## [RECORDS FOR THE TASK]
###

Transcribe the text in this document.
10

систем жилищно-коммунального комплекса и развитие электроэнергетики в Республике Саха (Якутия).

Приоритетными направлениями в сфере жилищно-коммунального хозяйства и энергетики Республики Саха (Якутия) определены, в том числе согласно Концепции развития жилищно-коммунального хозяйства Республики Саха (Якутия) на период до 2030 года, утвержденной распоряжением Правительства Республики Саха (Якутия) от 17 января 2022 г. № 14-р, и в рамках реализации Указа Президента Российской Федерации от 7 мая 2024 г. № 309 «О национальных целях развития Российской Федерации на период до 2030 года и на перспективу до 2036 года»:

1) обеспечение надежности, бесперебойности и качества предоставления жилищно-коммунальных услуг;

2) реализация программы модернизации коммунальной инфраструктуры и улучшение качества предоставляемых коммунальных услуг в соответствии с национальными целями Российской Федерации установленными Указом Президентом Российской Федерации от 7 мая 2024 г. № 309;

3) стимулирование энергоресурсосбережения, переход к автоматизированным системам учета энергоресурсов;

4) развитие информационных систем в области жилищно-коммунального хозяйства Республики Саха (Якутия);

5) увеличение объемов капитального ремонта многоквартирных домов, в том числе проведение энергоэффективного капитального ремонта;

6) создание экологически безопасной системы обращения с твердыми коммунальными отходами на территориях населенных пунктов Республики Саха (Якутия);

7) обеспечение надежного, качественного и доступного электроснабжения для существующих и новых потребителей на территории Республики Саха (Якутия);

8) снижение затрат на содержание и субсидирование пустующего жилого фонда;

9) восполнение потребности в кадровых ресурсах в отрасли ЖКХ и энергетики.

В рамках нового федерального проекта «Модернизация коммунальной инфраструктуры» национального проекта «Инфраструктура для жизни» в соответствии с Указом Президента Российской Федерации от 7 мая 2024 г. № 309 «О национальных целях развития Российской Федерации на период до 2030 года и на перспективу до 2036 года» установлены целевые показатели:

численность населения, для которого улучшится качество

###

## [DO THIS]
Wherever the string "развитие" appears in the entries above, list that line.

## [SOLUTION TO THIS EXERCISE]
систем жилищно-коммунального комплекса и развитие электроэнергетики в Республике Саха (Якутия).
4) развитие информационных систем в области жилищно-коммунального хозяйства Республики Саха (Якутия);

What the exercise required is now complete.